Stated goal: Return each line of the records with nothing changed, pictures excepted.

Provided information:
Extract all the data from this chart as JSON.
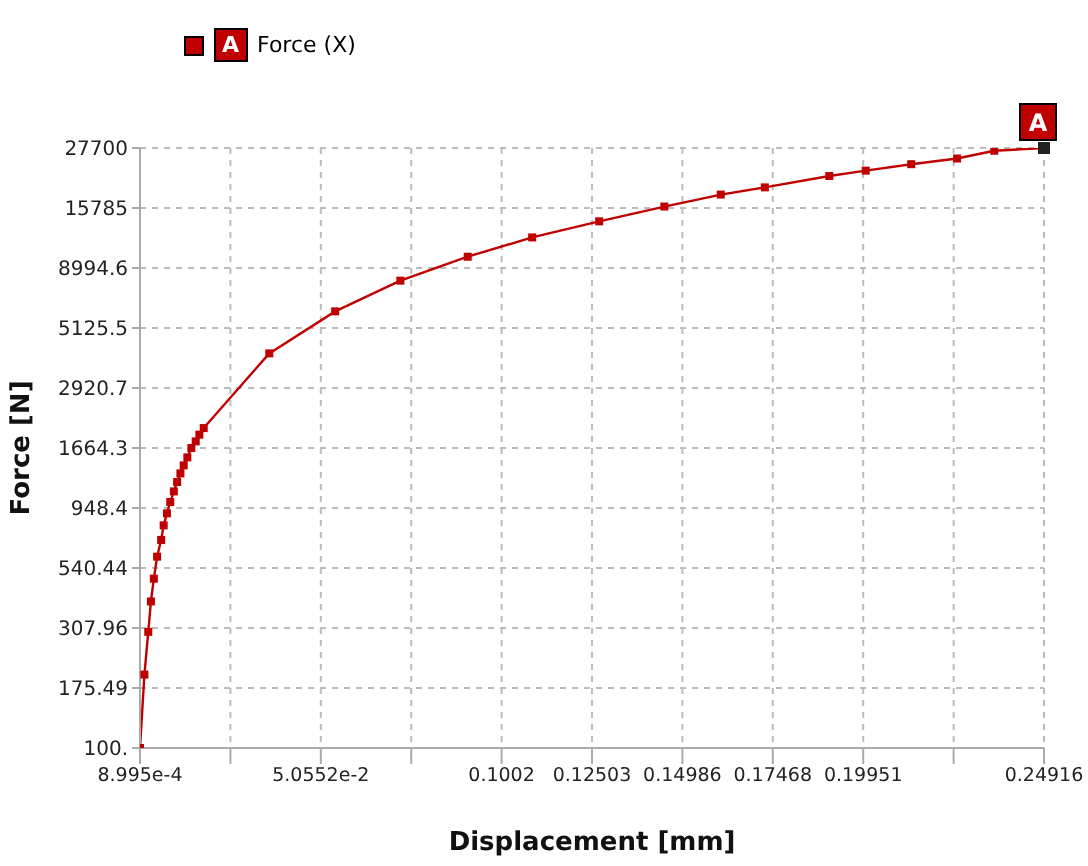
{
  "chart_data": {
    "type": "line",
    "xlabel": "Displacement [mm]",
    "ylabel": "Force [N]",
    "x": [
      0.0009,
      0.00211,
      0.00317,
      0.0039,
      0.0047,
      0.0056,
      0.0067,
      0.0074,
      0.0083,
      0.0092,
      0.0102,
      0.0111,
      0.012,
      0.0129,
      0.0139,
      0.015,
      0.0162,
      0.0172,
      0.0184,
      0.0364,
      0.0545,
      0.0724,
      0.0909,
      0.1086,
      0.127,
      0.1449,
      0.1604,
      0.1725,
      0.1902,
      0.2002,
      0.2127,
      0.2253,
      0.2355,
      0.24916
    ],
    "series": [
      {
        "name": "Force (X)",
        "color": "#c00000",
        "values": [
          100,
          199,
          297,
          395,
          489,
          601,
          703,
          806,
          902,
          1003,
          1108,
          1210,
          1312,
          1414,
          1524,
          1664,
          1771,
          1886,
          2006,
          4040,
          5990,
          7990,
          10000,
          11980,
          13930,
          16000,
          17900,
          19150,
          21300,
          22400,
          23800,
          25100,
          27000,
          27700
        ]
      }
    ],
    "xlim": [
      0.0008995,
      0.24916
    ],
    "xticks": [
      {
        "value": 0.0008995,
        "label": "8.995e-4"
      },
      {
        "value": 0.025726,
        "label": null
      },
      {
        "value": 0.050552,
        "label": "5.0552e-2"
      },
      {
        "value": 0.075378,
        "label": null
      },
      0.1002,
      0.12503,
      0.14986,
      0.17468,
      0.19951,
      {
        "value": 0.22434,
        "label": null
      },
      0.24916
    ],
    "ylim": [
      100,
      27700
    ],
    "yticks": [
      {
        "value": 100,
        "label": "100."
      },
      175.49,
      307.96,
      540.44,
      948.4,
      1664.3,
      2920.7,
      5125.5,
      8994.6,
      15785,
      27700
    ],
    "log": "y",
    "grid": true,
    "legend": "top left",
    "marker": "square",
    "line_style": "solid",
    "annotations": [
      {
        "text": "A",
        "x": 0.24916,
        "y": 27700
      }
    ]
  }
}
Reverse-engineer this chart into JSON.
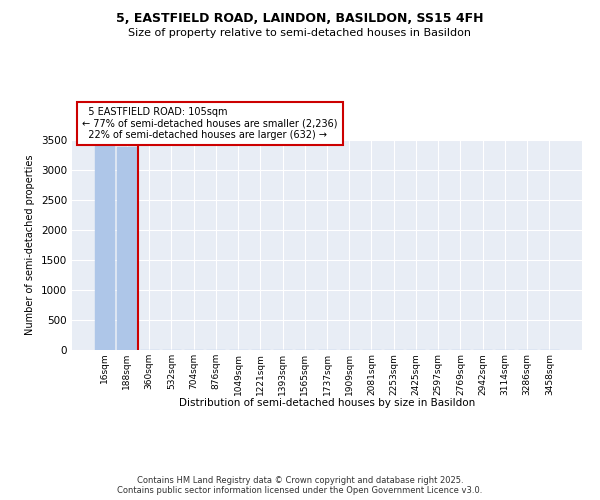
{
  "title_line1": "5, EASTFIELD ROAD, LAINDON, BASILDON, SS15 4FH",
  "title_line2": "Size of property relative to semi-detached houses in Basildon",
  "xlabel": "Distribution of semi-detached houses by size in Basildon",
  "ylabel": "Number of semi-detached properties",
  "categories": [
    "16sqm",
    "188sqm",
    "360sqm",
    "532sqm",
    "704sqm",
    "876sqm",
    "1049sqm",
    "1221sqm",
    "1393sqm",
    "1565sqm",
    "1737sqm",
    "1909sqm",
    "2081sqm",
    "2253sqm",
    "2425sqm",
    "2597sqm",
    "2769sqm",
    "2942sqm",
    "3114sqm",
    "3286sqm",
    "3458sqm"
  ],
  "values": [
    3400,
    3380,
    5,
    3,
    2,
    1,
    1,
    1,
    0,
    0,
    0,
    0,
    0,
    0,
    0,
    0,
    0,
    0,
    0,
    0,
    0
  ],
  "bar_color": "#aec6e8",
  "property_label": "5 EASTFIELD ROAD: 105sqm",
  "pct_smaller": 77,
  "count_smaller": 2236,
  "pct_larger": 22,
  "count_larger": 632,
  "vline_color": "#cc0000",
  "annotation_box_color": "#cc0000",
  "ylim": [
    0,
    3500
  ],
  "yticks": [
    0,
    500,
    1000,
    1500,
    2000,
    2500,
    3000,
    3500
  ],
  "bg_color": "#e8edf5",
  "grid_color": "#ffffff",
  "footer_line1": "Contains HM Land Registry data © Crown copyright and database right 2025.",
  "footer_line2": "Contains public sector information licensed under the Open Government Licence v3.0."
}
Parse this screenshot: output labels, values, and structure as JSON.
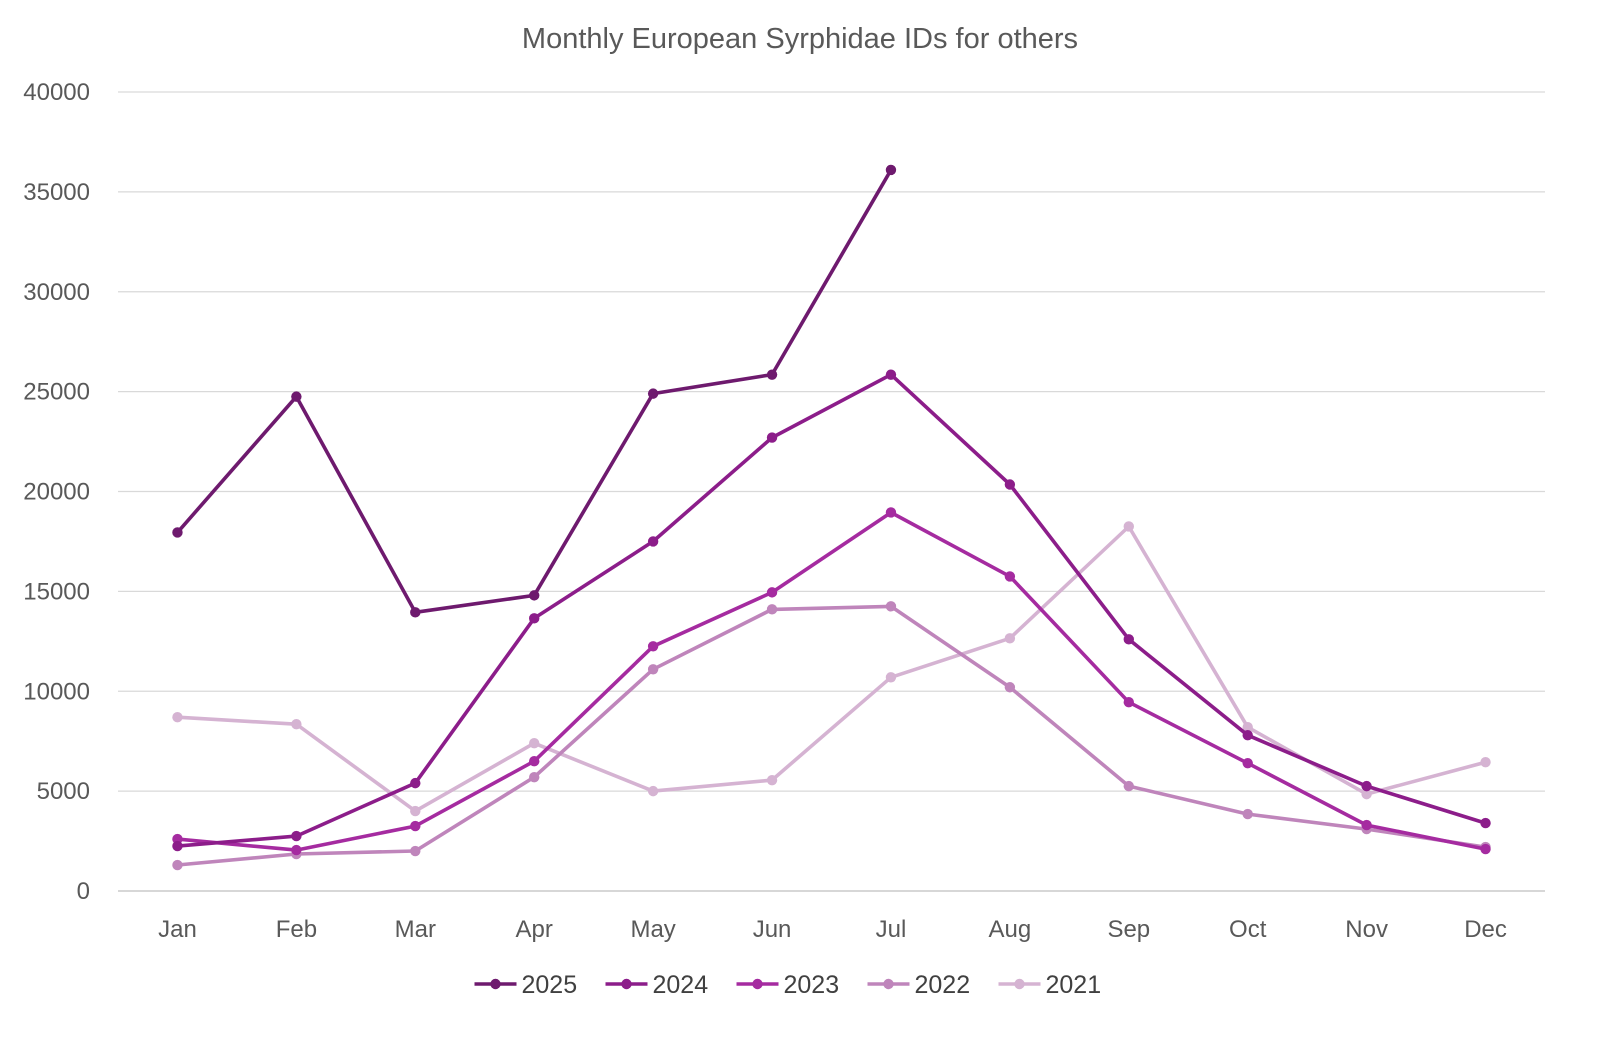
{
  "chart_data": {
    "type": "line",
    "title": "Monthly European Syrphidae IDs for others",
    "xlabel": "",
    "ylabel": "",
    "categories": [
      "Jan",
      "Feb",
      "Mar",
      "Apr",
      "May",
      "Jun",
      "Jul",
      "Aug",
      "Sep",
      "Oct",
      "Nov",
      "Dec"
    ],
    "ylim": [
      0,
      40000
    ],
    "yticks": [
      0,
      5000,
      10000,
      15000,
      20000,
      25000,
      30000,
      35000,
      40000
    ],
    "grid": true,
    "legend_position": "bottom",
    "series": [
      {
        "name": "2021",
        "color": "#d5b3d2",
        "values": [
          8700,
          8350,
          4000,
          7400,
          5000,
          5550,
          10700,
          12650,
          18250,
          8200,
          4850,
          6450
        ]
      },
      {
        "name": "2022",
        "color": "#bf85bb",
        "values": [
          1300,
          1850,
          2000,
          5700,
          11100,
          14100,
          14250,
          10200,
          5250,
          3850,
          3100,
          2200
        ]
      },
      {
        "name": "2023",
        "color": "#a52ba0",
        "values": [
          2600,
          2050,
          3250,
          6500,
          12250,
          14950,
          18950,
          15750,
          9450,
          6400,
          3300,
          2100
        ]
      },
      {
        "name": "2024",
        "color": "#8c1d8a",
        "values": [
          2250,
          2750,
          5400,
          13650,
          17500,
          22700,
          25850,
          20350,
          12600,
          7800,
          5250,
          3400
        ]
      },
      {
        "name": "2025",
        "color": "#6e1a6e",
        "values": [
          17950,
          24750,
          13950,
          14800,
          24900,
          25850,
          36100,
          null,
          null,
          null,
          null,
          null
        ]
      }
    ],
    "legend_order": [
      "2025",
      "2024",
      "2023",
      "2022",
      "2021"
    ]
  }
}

Task response:
Extract all the data from this chart as JSON.
{
  "chart_data": {
    "type": "line",
    "xlabel": "Displacement [mm]",
    "ylabel": "Force [N]",
    "x": [
      0.0009,
      0.00211,
      0.00317,
      0.0039,
      0.0047,
      0.0056,
      0.0067,
      0.0074,
      0.0083,
      0.0092,
      0.0102,
      0.0111,
      0.012,
      0.0129,
      0.0139,
      0.015,
      0.0162,
      0.0172,
      0.0184,
      0.0364,
      0.0545,
      0.0724,
      0.0909,
      0.1086,
      0.127,
      0.1449,
      0.1604,
      0.1725,
      0.1902,
      0.2002,
      0.2127,
      0.2253,
      0.2355,
      0.24916
    ],
    "series": [
      {
        "name": "Force (X)",
        "color": "#c00000",
        "values": [
          100,
          199,
          297,
          395,
          489,
          601,
          703,
          806,
          902,
          1003,
          1108,
          1210,
          1312,
          1414,
          1524,
          1664,
          1771,
          1886,
          2006,
          4040,
          5990,
          7990,
          10000,
          11980,
          13930,
          16000,
          17900,
          19150,
          21300,
          22400,
          23800,
          25100,
          27000,
          27700
        ]
      }
    ],
    "xlim": [
      0.0008995,
      0.24916
    ],
    "xticks": [
      {
        "value": 0.0008995,
        "label": "8.995e-4"
      },
      {
        "value": 0.025726,
        "label": null
      },
      {
        "value": 0.050552,
        "label": "5.0552e-2"
      },
      {
        "value": 0.075378,
        "label": null
      },
      0.1002,
      0.12503,
      0.14986,
      0.17468,
      0.19951,
      {
        "value": 0.22434,
        "label": null
      },
      0.24916
    ],
    "ylim": [
      100,
      27700
    ],
    "yticks": [
      {
        "value": 100,
        "label": "100."
      },
      175.49,
      307.96,
      540.44,
      948.4,
      1664.3,
      2920.7,
      5125.5,
      8994.6,
      15785,
      27700
    ],
    "log": "y",
    "grid": true,
    "legend": "top left",
    "marker": "square",
    "line_style": "solid",
    "annotations": [
      {
        "text": "A",
        "x": 0.24916,
        "y": 27700
      }
    ]
  }
}
Reverse-engineer this chart into JSON.
{
  "title_line1": "5, EASTFIELD ROAD, LAINDON, BASILDON, SS15 4FH",
  "title_line2": "Size of property relative to semi-detached houses in Basildon",
  "xlabel": "Distribution of semi-detached houses by size in Basildon",
  "ylabel": "Number of semi-detached properties",
  "categories": [
    "16sqm",
    "188sqm",
    "360sqm",
    "532sqm",
    "704sqm",
    "876sqm",
    "1049sqm",
    "1221sqm",
    "1393sqm",
    "1565sqm",
    "1737sqm",
    "1909sqm",
    "2081sqm",
    "2253sqm",
    "2425sqm",
    "2597sqm",
    "2769sqm",
    "2942sqm",
    "3114sqm",
    "3286sqm",
    "3458sqm"
  ],
  "values": [
    3400,
    3380,
    5,
    3,
    2,
    1,
    1,
    1,
    0,
    0,
    0,
    0,
    0,
    0,
    0,
    0,
    0,
    0,
    0,
    0,
    0
  ],
  "bar_color": "#aec6e8",
  "property_label": "5 EASTFIELD ROAD: 105sqm",
  "pct_smaller": 77,
  "count_smaller": 2236,
  "pct_larger": 22,
  "count_larger": 632,
  "vline_color": "#cc0000",
  "annotation_box_color": "#cc0000",
  "ylim": [
    0,
    3500
  ],
  "yticks": [
    0,
    500,
    1000,
    1500,
    2000,
    2500,
    3000,
    3500
  ],
  "bg_color": "#e8edf5",
  "grid_color": "#ffffff",
  "footer_line1": "Contains HM Land Registry data © Crown copyright and database right 2025.",
  "footer_line2": "Contains public sector information licensed under the Open Government Licence v3.0."
}
Parse this screenshot: output labels, values, and structure as JSON.
{
  "chart_data": {
    "type": "line",
    "title": "Monthly European Syrphidae IDs for others",
    "xlabel": "",
    "ylabel": "",
    "categories": [
      "Jan",
      "Feb",
      "Mar",
      "Apr",
      "May",
      "Jun",
      "Jul",
      "Aug",
      "Sep",
      "Oct",
      "Nov",
      "Dec"
    ],
    "ylim": [
      0,
      40000
    ],
    "yticks": [
      0,
      5000,
      10000,
      15000,
      20000,
      25000,
      30000,
      35000,
      40000
    ],
    "grid": true,
    "legend_position": "bottom",
    "series": [
      {
        "name": "2021",
        "color": "#d5b3d2",
        "values": [
          8700,
          8350,
          4000,
          7400,
          5000,
          5550,
          10700,
          12650,
          18250,
          8200,
          4850,
          6450
        ]
      },
      {
        "name": "2022",
        "color": "#bf85bb",
        "values": [
          1300,
          1850,
          2000,
          5700,
          11100,
          14100,
          14250,
          10200,
          5250,
          3850,
          3100,
          2200
        ]
      },
      {
        "name": "2023",
        "color": "#a52ba0",
        "values": [
          2600,
          2050,
          3250,
          6500,
          12250,
          14950,
          18950,
          15750,
          9450,
          6400,
          3300,
          2100
        ]
      },
      {
        "name": "2024",
        "color": "#8c1d8a",
        "values": [
          2250,
          2750,
          5400,
          13650,
          17500,
          22700,
          25850,
          20350,
          12600,
          7800,
          5250,
          3400
        ]
      },
      {
        "name": "2025",
        "color": "#6e1a6e",
        "values": [
          17950,
          24750,
          13950,
          14800,
          24900,
          25850,
          36100,
          null,
          null,
          null,
          null,
          null
        ]
      }
    ],
    "legend_order": [
      "2025",
      "2024",
      "2023",
      "2022",
      "2021"
    ]
  }
}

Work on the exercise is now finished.